→ Enunciado escrito:
Transcreva, do texto sobre Ronald Golias, o trecho que começa nas palavras "Permitam o que" e termina em "gente deve esquecer.".

Estes 70 anos da TV no Brasil possuem marcas inesquecíveis para a geração que amadureceu nesse período. Mas nos artigos, nas retrospectivas, o que se mostra como da maior importância é o mais recente. E assim se esquece e se perde a qualidade artística anterior, como se o mais novo fosse um estágio superior, porque mais “moderno”. No entanto, em arte o mais novo não é o melhor e mais complexo, diferente do que ocorre na ciência. Desse modo terminam por esquecer que na televisão brasileira, em um dos seus pontos mais altos, esteve A Família Trapo. E nela, brilhava a estrela máxima de Ronald Golias. Quanta coincidência nas datas, ainda que fora do ar e do programado.
Nesse domingo 27 de setembro, faz 15 anos que o grande humorista Ronald Golias não se encontra mais com a gente. Os mais jovens não sabem, o ensino nas escolas desconhece a história, naquele sentido mais básico de fazer uma continuidade humana através do tempo. Então os mais jovens perdem a graça do que foi um comediante, um ator magnífico, nascido e criado no Brasil. Daí que bem merece a recuperação do que publiquei quando Golias nos disse “vou ali” e não voltou mais, há 15 anos.
Permitam o que pode parecer um exagero: Ronald Golias foi o maior ator cômico do Brasil. Digamos de outra maneira: se o ator cômico é uma categoria mais alta que o ator dramático, digamos então esta consequência singela: Ronald Golias foi o maior ator do Brasil.
A prova, se prova há em terreno inseguro, a prova documental do que afirmamos seria o programa A Família Trapo, de 1967 a 1971. Para desgraça nossa, no entanto, toda a série, com exceção de raros minutos, sumiu no fogo e no incêndio da TV Record. Poderíamos tentar ainda assim ligar algumas pistas documentais, alguns indícios do que afirmamos, porque ele continuou a representar na televisão, no cinema até 2005. Mas melhor não. Melhor evitar esse caminho, porque seria injusto para com a verve desse criador lembrá-lo nas últimas representações. O medíocre desses últimos papéis o coração da gente deve esquecer.
Melhor vê-lo então sem documento físico, com a força do que ficou em nossa memória.
A Família Trapo era um programa que procurava exibir uma família classe média, uma família que sem Ronald Golias no papel de Bronco seria a coisa mais tediosa que pode haver num aglomerado que chamam família. A sinopse do programa informa: “As confusões aprontadas pelo malandro Carlos Bronco Dinossauro, cunhado de Pepino Trapo, o patriarca da família. Além de infernizar o cunhado, Bronco infernizava também a vida dos sobrinhos, da irmã e do insólito mordomo Gordon, vivido por Jô Soares”.

[Entradas de anotação espacial]
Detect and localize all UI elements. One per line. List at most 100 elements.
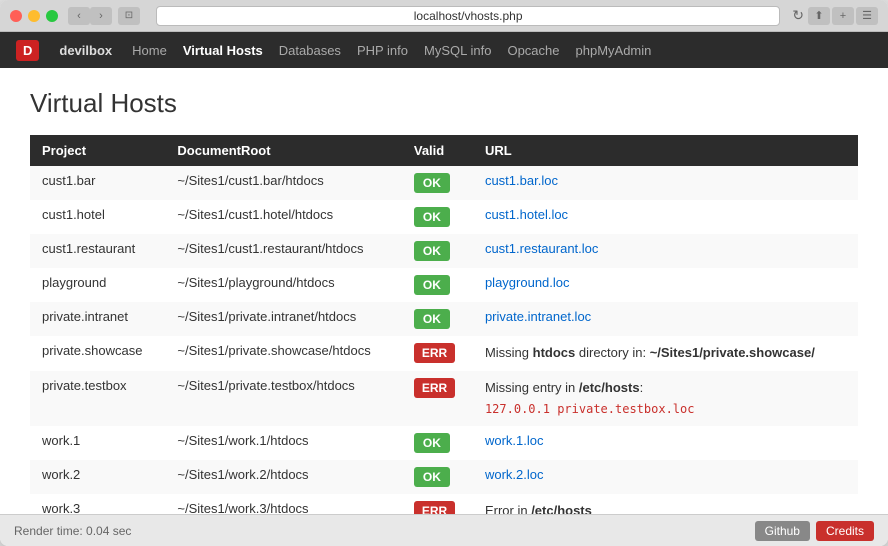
url-link[interactable]: private.intranet.loc: [485, 309, 591, 324]
cell-valid: OK: [402, 234, 473, 268]
traffic-lights: [10, 10, 58, 22]
cell-valid: OK: [402, 426, 473, 460]
cell-url: cust1.restaurant.loc: [473, 234, 858, 268]
table-header-row: Project DocumentRoot Valid URL: [30, 135, 858, 166]
col-valid: Valid: [402, 135, 473, 166]
footer: Render time: 0.04 sec Github Credits: [0, 514, 888, 546]
table-row: work.1 ~/Sites1/work.1/htdocs OK work.1.…: [30, 426, 858, 460]
cell-docroot: ~/Sites1/cust1.restaurant/htdocs: [165, 234, 401, 268]
status-badge: ERR: [414, 343, 455, 363]
cell-valid: OK: [402, 460, 473, 494]
logo: D: [16, 40, 39, 61]
table-row: cust1.restaurant ~/Sites1/cust1.restaura…: [30, 234, 858, 268]
url-link[interactable]: cust1.hotel.loc: [485, 207, 568, 222]
table-row: work.2 ~/Sites1/work.2/htdocs OK work.2.…: [30, 460, 858, 494]
credits-button[interactable]: Credits: [816, 521, 874, 541]
url-link[interactable]: playground.loc: [485, 275, 570, 290]
url-text: localhost/vhosts.php: [414, 9, 523, 23]
page-title: Virtual Hosts: [30, 88, 858, 119]
table-row: private.testbox ~/Sites1/private.testbox…: [30, 371, 858, 427]
share-button[interactable]: ⬆: [808, 7, 830, 25]
title-bar: ‹ › ⊡ localhost/vhosts.php ↻ ⬆ + ☰: [0, 0, 888, 32]
nav-opcache[interactable]: Opcache: [499, 43, 567, 58]
status-badge: OK: [414, 207, 450, 227]
status-badge: ERR: [414, 501, 455, 514]
nav-home[interactable]: Home: [124, 43, 175, 58]
cell-project: cust1.hotel: [30, 200, 165, 234]
cell-project: work.1: [30, 426, 165, 460]
cell-valid: OK: [402, 166, 473, 200]
url-link[interactable]: cust1.restaurant.loc: [485, 241, 598, 256]
cell-project: cust1.restaurant: [30, 234, 165, 268]
cell-docroot: ~/Sites1/cust1.bar/htdocs: [165, 166, 401, 200]
table-row: private.intranet ~/Sites1/private.intran…: [30, 302, 858, 336]
status-badge: OK: [414, 173, 450, 193]
table-row: cust1.bar ~/Sites1/cust1.bar/htdocs OK c…: [30, 166, 858, 200]
cell-docroot: ~/Sites1/work.1/htdocs: [165, 426, 401, 460]
cell-project: private.testbox: [30, 371, 165, 427]
cell-valid: OK: [402, 268, 473, 302]
col-project: Project: [30, 135, 165, 166]
status-badge: OK: [414, 433, 450, 453]
cell-docroot: ~/Sites1/playground/htdocs: [165, 268, 401, 302]
nav-databases[interactable]: Databases: [271, 43, 349, 58]
cell-url-err: Missing htdocs directory in: ~/Sites1/pr…: [473, 336, 858, 371]
nav-virtual-hosts[interactable]: Virtual Hosts: [175, 43, 271, 58]
status-badge: OK: [414, 309, 450, 329]
table-row: work.3 ~/Sites1/work.3/htdocs ERR Error …: [30, 494, 858, 514]
url-link[interactable]: work.1.loc: [485, 433, 544, 448]
cell-url: work.2.loc: [473, 460, 858, 494]
cell-valid: ERR: [402, 494, 473, 514]
nav-bar: D devilbox Home Virtual Hosts Databases …: [0, 32, 888, 68]
cell-url: private.intranet.loc: [473, 302, 858, 336]
cell-project: cust1.bar: [30, 166, 165, 200]
status-badge: OK: [414, 241, 450, 261]
footer-buttons: Github Credits: [755, 521, 874, 541]
nav-mysql-info[interactable]: MySQL info: [416, 43, 499, 58]
table-row: cust1.hotel ~/Sites1/cust1.hotel/htdocs …: [30, 200, 858, 234]
status-badge: OK: [414, 275, 450, 295]
cell-project: playground: [30, 268, 165, 302]
table-row: private.showcase ~/Sites1/private.showca…: [30, 336, 858, 371]
cell-valid: OK: [402, 200, 473, 234]
reload-button[interactable]: ↻: [788, 7, 808, 24]
maximize-button[interactable]: [46, 10, 58, 22]
cell-url: cust1.hotel.loc: [473, 200, 858, 234]
url-link[interactable]: work.2.loc: [485, 467, 544, 482]
render-time: Render time: 0.04 sec: [14, 524, 131, 538]
cell-project: work.3: [30, 494, 165, 514]
cell-url: work.1.loc: [473, 426, 858, 460]
table-row: playground ~/Sites1/playground/htdocs OK…: [30, 268, 858, 302]
sidebar-button[interactable]: ☰: [856, 7, 878, 25]
cell-valid: ERR: [402, 336, 473, 371]
nav-phpmyadmin[interactable]: phpMyAdmin: [568, 43, 660, 58]
github-button[interactable]: Github: [755, 521, 810, 541]
url-link[interactable]: cust1.bar.loc: [485, 173, 558, 188]
main-content: Virtual Hosts Project DocumentRoot Valid…: [0, 68, 888, 514]
nav-php-info[interactable]: PHP info: [349, 43, 416, 58]
status-badge: OK: [414, 467, 450, 487]
address-bar[interactable]: localhost/vhosts.php: [156, 6, 780, 26]
vhosts-table: Project DocumentRoot Valid URL cust1.bar…: [30, 135, 858, 514]
cell-docroot: ~/Sites1/private.intranet/htdocs: [165, 302, 401, 336]
status-badge: ERR: [414, 378, 455, 398]
cell-url: cust1.bar.loc: [473, 166, 858, 200]
browser-window: ‹ › ⊡ localhost/vhosts.php ↻ ⬆ + ☰ D dev…: [0, 0, 888, 546]
cell-docroot: ~/Sites1/private.showcase/htdocs: [165, 336, 401, 371]
back-button[interactable]: ‹: [68, 7, 90, 25]
window-resize-button[interactable]: ⊡: [118, 7, 140, 25]
cell-project: private.showcase: [30, 336, 165, 371]
cell-docroot: ~/Sites1/work.2/htdocs: [165, 460, 401, 494]
col-url: URL: [473, 135, 858, 166]
cell-project: work.2: [30, 460, 165, 494]
cell-project: private.intranet: [30, 302, 165, 336]
new-tab-button[interactable]: +: [832, 7, 854, 25]
forward-button[interactable]: ›: [90, 7, 112, 25]
cell-docroot: ~/Sites1/cust1.hotel/htdocs: [165, 200, 401, 234]
cell-url-err: Missing entry in /etc/hosts: 127.0.0.1 p…: [473, 371, 858, 427]
close-button[interactable]: [10, 10, 22, 22]
brand-name: devilbox: [51, 43, 120, 58]
cell-docroot: ~/Sites1/private.testbox/htdocs: [165, 371, 401, 427]
minimize-button[interactable]: [28, 10, 40, 22]
cell-docroot: ~/Sites1/work.3/htdocs: [165, 494, 401, 514]
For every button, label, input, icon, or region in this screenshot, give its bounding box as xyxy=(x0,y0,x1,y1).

→ Resposta do exercício:
Permitam o que pode parecer um exagero: Ronald Golias foi o maior ator cômico do Brasil. Digamos de outra maneira: se o ator cômico é uma categoria mais alta que o ator dramático, digamos então esta consequência singela: Ronald Golias foi o maior ator do Brasil.
A prova, se prova há em terreno inseguro, a prova documental do que afirmamos seria o programa A Família Trapo, de 1967 a 1971. Para desgraça nossa, no entanto, toda a série, com exceção de raros minutos, sumiu no fogo e no incêndio da TV Record. Poderíamos tentar ainda assim ligar algumas pistas documentais, alguns indícios do que afirmamos, porque ele continuou a representar na televisão, no cinema até 2005. Mas melhor não. Melhor evitar esse caminho, porque seria injusto para com a verve desse criador lembrá-lo nas últimas representações. O medíocre desses últimos papéis o coração da gente deve esquecer.